- **Dataset entries**:

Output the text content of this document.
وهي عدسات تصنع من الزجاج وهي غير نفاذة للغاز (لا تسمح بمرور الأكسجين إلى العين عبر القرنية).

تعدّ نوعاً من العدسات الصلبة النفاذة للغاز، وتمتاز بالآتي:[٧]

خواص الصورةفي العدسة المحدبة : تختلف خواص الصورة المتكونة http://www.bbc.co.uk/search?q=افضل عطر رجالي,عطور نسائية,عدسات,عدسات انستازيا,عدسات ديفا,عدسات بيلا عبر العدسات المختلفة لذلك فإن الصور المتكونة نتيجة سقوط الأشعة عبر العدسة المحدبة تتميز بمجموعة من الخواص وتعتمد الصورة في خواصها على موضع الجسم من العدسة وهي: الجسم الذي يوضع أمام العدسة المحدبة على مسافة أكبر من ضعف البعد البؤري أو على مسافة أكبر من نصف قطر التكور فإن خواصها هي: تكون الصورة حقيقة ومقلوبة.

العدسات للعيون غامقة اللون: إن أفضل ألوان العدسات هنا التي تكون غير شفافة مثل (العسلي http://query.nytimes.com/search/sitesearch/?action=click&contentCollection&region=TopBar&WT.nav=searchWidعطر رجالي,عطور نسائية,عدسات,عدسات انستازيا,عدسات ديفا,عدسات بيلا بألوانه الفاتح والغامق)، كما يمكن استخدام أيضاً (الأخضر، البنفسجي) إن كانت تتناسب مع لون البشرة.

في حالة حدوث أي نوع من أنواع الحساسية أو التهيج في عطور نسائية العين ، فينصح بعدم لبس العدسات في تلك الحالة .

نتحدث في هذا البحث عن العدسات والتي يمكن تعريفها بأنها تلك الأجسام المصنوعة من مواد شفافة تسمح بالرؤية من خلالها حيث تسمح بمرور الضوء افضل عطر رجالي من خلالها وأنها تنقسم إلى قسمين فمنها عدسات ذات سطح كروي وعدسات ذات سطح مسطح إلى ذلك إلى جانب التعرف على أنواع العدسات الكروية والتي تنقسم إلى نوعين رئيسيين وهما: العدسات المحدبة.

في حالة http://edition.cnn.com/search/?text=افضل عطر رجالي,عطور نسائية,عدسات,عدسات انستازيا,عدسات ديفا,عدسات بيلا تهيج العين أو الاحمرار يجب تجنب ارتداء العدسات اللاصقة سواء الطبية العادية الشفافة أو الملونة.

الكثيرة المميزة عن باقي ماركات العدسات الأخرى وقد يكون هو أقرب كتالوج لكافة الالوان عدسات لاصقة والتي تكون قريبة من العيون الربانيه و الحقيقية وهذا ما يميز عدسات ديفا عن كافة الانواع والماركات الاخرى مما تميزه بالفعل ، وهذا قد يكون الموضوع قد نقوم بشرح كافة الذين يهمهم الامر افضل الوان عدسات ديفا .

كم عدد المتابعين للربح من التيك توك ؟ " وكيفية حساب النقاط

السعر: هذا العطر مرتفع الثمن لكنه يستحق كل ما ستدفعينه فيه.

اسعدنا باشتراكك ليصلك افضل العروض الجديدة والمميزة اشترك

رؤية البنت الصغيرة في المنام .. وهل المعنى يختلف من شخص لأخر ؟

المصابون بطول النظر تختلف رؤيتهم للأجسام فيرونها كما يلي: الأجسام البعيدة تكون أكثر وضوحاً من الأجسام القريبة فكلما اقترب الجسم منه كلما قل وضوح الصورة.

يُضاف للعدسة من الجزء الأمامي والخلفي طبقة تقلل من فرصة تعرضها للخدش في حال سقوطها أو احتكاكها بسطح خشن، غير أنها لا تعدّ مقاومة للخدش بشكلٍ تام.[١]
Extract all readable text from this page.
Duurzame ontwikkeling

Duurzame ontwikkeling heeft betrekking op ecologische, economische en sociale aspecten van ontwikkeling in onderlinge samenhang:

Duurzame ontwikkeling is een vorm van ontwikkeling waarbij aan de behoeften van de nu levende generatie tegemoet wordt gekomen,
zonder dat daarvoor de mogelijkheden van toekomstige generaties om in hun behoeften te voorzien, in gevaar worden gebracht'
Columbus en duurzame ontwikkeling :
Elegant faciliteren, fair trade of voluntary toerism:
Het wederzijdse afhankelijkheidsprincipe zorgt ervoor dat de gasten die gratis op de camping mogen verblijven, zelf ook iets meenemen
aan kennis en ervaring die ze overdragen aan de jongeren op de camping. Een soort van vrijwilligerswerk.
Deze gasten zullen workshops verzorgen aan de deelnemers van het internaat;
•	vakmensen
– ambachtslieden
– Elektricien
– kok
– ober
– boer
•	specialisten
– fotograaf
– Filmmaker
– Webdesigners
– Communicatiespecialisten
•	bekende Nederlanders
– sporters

- **REQUIRED WORK**: All lines in the data that contain the word "الصورة" should be copied.

- **EXERCISE OUTPUT**:
خواص الصورةفي العدسة المحدبة : تختلف خواص الصورة المتكونة http://www.bbc.co.uk/search?q=افضل عطر رجالي,عطور نسائية,عدسات,عدسات انستازيا,عدسات ديفا,عدسات بيلا عبر العدسات المختلفة لذلك فإن الصور المتكونة نتيجة سقوط الأشعة عبر العدسة المحدبة تتميز بمجموعة من الخواص وتعتمد الصورة في خواصها على موضع الجسم من العدسة وهي: الجسم الذي يوضع أمام العدسة المحدبة على مسافة أكبر من ضعف البعد البؤري أو على مسافة أكبر من نصف قطر التكور فإن خواصها هي: تكون الصورة حقيقة ومقلوبة.
المصابون بطول النظر تختلف رؤيتهم للأجسام فيرونها كما يلي: الأجسام البعيدة تكون أكثر وضوحاً من الأجسام القريبة فكلما اقترب الجسم منه كلما قل وضوح الصورة.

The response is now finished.